▶ THE PROBLEM
Search the material below for the word "xlabel". Copy every line that has it.
[BEGIN]
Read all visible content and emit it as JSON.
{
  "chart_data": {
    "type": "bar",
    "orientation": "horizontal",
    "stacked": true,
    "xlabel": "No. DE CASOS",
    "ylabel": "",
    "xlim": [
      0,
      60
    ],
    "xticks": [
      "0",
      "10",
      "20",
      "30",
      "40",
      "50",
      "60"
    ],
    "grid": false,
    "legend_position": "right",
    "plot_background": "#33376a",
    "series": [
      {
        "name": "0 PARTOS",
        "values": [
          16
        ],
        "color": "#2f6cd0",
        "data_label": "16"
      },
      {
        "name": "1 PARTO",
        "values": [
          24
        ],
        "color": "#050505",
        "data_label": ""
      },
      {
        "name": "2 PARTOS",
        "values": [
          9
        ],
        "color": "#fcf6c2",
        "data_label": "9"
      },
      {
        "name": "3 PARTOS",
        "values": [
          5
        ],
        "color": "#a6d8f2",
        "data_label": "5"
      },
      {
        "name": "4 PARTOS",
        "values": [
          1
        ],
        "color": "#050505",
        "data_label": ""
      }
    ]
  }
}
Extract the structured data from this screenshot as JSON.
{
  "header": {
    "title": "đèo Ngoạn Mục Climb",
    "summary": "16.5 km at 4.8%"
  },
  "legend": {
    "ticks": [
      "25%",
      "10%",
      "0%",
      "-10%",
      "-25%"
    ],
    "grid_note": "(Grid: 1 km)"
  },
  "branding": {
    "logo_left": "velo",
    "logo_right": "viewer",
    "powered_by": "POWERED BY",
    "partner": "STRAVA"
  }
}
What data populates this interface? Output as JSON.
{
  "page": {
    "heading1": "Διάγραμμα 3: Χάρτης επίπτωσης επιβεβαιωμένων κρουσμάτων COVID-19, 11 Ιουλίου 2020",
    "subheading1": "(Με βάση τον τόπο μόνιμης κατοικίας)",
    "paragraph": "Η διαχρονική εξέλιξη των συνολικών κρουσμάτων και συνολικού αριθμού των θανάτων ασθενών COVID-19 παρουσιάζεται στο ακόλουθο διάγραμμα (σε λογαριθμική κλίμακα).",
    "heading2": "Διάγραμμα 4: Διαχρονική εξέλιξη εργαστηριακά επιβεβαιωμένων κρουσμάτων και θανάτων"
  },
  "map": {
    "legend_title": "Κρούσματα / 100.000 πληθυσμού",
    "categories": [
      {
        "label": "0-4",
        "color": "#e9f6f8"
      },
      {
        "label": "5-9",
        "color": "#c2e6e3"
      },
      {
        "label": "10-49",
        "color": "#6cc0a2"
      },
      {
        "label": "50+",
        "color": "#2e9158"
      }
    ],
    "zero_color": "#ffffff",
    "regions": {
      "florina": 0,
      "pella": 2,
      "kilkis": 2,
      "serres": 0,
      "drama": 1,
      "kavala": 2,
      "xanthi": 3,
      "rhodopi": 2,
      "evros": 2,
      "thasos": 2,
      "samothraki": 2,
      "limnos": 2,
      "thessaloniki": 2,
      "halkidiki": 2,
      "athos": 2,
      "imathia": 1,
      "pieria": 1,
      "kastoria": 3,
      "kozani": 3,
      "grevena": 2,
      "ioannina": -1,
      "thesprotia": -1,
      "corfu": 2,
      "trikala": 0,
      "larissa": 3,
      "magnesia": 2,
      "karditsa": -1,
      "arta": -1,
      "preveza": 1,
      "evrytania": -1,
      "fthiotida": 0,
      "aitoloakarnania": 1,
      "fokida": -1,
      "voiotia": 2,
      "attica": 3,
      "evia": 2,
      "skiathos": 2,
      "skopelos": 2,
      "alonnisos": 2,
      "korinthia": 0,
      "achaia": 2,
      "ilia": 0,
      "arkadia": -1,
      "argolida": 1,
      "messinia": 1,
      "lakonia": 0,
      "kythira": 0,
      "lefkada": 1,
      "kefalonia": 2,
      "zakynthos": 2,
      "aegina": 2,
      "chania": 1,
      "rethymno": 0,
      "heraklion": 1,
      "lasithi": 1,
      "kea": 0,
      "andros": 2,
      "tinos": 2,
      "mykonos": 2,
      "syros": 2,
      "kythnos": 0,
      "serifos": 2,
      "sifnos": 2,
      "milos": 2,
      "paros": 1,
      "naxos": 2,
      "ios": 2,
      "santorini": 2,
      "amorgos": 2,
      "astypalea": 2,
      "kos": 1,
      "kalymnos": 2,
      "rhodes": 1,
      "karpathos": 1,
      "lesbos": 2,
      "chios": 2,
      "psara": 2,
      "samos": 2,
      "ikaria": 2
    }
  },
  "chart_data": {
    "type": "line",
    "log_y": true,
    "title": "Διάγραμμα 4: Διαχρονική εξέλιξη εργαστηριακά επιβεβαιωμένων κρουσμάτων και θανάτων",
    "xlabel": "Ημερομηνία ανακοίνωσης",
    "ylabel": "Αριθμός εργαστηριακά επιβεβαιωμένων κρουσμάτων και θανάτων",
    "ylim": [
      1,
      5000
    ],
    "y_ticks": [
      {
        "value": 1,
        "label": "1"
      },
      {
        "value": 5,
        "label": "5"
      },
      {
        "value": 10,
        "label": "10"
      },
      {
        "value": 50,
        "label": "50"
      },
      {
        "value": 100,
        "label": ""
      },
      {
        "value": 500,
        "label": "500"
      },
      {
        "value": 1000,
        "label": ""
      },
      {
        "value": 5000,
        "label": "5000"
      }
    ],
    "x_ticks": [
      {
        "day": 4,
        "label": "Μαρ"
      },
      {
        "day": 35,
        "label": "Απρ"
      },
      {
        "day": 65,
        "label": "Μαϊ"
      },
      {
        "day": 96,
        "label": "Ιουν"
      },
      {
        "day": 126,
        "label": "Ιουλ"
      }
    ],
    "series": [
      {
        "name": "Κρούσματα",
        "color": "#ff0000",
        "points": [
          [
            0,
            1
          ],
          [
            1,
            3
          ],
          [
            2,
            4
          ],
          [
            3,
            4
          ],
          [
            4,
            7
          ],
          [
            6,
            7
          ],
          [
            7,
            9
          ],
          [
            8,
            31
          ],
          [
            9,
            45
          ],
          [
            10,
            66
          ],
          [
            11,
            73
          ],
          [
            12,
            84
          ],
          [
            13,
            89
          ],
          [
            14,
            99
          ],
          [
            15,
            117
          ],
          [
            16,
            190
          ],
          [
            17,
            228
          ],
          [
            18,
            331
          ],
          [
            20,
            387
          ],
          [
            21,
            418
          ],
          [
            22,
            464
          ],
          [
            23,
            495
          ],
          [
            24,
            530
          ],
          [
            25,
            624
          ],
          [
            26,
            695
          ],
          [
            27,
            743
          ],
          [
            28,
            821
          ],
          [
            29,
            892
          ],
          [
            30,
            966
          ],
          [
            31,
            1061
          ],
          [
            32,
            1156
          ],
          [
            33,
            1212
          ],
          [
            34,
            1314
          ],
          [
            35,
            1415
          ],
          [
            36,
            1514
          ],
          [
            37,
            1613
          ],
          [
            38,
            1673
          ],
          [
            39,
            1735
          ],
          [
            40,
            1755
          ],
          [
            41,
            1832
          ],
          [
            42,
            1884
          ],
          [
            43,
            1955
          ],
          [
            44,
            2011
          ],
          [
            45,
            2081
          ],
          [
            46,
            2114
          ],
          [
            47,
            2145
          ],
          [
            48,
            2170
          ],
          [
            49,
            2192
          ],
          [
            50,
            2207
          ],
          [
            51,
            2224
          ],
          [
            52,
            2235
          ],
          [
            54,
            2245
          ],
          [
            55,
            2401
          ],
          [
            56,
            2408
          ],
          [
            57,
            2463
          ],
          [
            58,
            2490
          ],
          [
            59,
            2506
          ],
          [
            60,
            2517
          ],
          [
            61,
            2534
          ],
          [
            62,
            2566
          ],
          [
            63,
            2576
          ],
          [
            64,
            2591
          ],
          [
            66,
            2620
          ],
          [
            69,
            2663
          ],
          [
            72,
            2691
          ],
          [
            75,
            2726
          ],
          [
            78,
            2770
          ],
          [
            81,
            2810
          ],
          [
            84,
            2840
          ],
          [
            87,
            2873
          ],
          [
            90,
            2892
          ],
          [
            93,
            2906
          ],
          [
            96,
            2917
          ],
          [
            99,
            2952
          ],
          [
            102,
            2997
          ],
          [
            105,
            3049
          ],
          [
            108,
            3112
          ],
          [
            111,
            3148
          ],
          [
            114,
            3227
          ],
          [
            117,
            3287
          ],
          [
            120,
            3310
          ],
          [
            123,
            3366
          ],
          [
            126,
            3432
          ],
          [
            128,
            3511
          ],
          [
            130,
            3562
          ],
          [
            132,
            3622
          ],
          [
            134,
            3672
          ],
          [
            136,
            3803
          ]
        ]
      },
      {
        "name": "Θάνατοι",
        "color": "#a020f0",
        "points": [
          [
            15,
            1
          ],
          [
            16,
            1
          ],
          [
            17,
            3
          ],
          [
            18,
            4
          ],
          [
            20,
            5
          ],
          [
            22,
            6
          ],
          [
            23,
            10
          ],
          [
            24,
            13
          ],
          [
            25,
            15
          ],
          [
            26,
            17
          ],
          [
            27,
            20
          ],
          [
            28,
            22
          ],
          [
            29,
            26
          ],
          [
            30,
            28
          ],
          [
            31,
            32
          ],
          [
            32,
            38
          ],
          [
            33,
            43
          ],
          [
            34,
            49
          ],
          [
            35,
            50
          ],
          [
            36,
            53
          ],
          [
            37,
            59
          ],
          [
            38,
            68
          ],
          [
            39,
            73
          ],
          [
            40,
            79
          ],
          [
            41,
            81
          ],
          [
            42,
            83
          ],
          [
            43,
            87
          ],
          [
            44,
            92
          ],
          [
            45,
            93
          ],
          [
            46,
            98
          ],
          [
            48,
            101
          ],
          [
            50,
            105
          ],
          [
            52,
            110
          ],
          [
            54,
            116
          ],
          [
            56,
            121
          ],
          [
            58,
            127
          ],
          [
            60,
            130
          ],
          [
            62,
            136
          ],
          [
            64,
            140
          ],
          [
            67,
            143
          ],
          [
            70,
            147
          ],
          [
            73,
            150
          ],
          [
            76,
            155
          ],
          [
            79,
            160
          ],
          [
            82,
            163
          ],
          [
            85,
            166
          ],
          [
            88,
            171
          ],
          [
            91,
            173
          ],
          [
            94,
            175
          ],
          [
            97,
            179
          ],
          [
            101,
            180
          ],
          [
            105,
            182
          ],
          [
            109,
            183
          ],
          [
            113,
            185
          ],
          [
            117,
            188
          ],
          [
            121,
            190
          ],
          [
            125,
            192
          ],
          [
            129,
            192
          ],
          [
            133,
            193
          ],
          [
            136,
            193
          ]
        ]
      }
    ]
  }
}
[END]
▶ EXERCISE SOLUTION
    "xlabel": "No. DE CASOS",
    "xlabel": "Ημερομηνία ανακοίνωσης",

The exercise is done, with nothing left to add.